## What you are asked to do
Can you carry the forum reply about organizing developer projects past its final sentence and write the next part?

## Excerpt to read
Some notes to your well written post.

*Stage #1:*

- Have a recruitment system (vpsBoard sub-section). Users will post their ideas with requirements (timeline)

It will be hard to figure out at that stage that you need 40 mandays to develop somethings. 

Or that 4 developers for 10 weeks doing 8 hours a week to build a tool.

I like the idea of a a recruitment center where stakeholders can find product owners.

The *product owner (lead developer) *is offering an *architecture *and a rough plan how things should be done.

You might even call that the product owner is offering a *solution*.

- These "ideas" will then be up for discussion. Interested parties can talk logistics and gauge interest

- The top X (two or three at a time) will be given the green light

    - These projects receive full hosting/support by the sponsoring entity

The "top x" will be "voted" by the people joining the product owner.

The only limit is the number of developers.

One developer is only allowed to join one project at a time.

## Records provided
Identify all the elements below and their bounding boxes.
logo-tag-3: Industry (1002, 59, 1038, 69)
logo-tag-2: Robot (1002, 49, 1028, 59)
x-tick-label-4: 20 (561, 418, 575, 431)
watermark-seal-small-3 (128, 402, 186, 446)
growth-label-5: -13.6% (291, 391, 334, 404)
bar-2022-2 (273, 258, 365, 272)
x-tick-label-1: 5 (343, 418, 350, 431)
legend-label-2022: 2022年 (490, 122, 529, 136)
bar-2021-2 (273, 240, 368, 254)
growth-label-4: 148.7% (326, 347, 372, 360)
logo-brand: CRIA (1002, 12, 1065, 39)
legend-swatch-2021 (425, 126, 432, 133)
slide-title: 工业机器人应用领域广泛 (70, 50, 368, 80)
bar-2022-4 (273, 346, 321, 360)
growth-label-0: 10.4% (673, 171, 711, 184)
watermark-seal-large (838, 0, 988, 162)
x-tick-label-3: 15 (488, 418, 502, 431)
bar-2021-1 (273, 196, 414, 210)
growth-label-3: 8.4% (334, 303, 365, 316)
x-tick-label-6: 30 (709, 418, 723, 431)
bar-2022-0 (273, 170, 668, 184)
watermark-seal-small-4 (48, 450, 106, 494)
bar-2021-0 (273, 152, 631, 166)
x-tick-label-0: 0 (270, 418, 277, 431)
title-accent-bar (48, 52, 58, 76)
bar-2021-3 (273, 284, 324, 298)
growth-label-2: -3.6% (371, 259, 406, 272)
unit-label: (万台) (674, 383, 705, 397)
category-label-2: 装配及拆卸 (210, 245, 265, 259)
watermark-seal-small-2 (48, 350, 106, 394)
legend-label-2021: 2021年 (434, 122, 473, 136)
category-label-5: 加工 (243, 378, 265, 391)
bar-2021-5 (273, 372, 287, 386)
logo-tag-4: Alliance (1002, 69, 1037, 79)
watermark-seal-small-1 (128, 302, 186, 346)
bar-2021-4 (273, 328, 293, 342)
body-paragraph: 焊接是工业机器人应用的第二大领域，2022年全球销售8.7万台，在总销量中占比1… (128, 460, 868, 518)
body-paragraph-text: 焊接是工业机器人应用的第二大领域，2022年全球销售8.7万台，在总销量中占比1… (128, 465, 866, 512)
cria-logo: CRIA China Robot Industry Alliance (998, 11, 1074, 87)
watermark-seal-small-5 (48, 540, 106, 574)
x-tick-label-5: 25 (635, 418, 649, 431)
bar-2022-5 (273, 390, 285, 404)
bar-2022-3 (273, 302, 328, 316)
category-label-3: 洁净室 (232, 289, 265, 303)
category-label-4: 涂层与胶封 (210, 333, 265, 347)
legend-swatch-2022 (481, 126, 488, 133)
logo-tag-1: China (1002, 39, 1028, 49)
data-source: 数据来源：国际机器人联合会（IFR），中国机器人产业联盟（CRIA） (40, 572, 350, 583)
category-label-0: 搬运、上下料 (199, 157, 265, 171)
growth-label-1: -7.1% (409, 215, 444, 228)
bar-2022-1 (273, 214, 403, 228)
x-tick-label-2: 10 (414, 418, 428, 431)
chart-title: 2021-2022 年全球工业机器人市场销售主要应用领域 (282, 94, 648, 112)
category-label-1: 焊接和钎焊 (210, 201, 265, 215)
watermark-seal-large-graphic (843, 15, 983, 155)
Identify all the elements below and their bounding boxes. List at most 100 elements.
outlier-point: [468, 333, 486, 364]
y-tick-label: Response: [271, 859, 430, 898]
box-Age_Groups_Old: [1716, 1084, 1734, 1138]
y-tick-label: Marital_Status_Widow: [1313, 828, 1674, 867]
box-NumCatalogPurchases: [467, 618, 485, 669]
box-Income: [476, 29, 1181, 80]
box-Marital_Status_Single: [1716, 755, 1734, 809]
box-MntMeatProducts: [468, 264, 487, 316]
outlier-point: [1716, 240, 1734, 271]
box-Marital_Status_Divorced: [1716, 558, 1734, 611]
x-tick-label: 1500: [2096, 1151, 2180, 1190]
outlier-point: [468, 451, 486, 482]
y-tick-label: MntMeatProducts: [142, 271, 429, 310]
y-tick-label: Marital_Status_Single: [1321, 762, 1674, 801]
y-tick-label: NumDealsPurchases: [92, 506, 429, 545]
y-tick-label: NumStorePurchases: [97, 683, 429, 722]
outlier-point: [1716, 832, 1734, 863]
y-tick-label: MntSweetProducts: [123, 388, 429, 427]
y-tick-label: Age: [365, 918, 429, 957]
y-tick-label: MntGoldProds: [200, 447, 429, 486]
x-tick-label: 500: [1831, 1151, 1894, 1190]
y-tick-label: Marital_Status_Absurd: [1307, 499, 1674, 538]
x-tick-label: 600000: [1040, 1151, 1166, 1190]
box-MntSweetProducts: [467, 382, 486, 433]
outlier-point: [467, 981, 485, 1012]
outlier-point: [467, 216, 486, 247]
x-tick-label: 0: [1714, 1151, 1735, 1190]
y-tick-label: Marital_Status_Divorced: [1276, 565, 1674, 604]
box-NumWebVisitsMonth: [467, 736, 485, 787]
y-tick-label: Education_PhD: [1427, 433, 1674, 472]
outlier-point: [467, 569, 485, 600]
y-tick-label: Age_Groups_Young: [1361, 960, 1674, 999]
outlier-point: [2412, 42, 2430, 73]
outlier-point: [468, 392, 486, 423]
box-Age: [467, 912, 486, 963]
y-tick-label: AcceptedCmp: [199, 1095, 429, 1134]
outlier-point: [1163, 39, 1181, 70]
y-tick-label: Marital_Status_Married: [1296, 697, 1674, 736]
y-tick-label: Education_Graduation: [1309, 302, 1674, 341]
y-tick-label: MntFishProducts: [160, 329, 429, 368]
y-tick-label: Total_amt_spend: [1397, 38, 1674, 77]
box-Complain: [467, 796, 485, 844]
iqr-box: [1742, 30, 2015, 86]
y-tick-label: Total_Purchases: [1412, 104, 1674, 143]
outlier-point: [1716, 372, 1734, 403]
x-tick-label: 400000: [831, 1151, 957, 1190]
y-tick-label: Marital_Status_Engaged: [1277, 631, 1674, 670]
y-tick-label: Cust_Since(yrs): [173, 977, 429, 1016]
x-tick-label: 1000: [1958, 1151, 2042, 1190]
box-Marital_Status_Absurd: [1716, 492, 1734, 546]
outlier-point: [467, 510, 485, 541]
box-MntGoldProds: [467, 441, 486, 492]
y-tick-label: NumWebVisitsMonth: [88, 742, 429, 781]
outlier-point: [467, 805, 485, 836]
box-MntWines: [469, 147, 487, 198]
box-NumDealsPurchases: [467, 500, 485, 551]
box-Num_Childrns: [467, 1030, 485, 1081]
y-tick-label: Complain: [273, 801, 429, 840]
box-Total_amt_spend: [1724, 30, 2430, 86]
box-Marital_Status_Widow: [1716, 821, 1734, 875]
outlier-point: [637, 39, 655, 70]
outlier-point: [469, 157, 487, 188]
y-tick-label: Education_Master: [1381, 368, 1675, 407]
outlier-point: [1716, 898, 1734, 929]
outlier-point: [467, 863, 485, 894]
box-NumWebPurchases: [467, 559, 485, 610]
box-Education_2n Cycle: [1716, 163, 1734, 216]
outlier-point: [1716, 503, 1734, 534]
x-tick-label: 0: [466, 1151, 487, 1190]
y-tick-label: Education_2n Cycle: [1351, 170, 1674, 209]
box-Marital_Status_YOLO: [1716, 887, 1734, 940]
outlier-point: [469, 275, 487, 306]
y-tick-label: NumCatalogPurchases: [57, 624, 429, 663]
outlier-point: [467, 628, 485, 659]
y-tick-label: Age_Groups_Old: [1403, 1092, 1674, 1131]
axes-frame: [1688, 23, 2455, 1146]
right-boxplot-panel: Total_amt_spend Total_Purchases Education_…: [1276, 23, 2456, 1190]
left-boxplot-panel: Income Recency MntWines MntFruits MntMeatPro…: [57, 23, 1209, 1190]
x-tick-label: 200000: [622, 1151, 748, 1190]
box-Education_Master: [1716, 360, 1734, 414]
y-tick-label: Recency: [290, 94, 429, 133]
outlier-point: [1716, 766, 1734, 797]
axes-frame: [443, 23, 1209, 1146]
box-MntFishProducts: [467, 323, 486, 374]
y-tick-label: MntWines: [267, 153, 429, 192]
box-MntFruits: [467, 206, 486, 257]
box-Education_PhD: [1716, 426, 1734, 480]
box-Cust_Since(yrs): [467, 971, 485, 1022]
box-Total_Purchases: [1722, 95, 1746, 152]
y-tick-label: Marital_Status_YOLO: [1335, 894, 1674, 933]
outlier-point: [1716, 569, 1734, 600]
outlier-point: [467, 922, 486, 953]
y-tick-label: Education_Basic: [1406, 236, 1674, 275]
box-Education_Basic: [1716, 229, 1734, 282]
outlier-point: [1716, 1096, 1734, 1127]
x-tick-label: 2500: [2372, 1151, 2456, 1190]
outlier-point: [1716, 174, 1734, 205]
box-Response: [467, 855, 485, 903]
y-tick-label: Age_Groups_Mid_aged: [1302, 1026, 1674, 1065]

## Written response
And the *developers *are *offering services *(*unit*: 1 *manday (MD) *per month). 

The product owner then has to decide if he takes the offers or decline them.

*Stage #2:*

- Interested parties will sign-up to be on the developing team for said project (list # of hours available per week)

Yup at that time the "services" will sum up and this will be the base for the project plan (timeline).

- A lead developer (or two) will be assigned

That will be the product owner which offered a solution.

- Developer team will be selected

    - Include 1-2 novice developers to mentor (depending on team size)

** Majority of projects would only require 2-3 developers **

That limit would destory the idea of *pair programming* - double that amount.

*Stage #3:*

- Collaboration software and Git repo will be setup for team members

- If requested, a continuous integration server OR a VPS with an isolated environment will be assigned for the project

And the tests are setup -> *test driven development*. 

If we want that open approach to develop things the first line of codes should always be tests.

*Stage #4:*

- Lead developer/s will be in charge of initial planning, including:

    - Framework (by majority vote)

Allready done. The developers offered "*services*" like 5 MD per month for JS development".

    - Code assignment -> Split the project into X sections

Allready done by the architecture.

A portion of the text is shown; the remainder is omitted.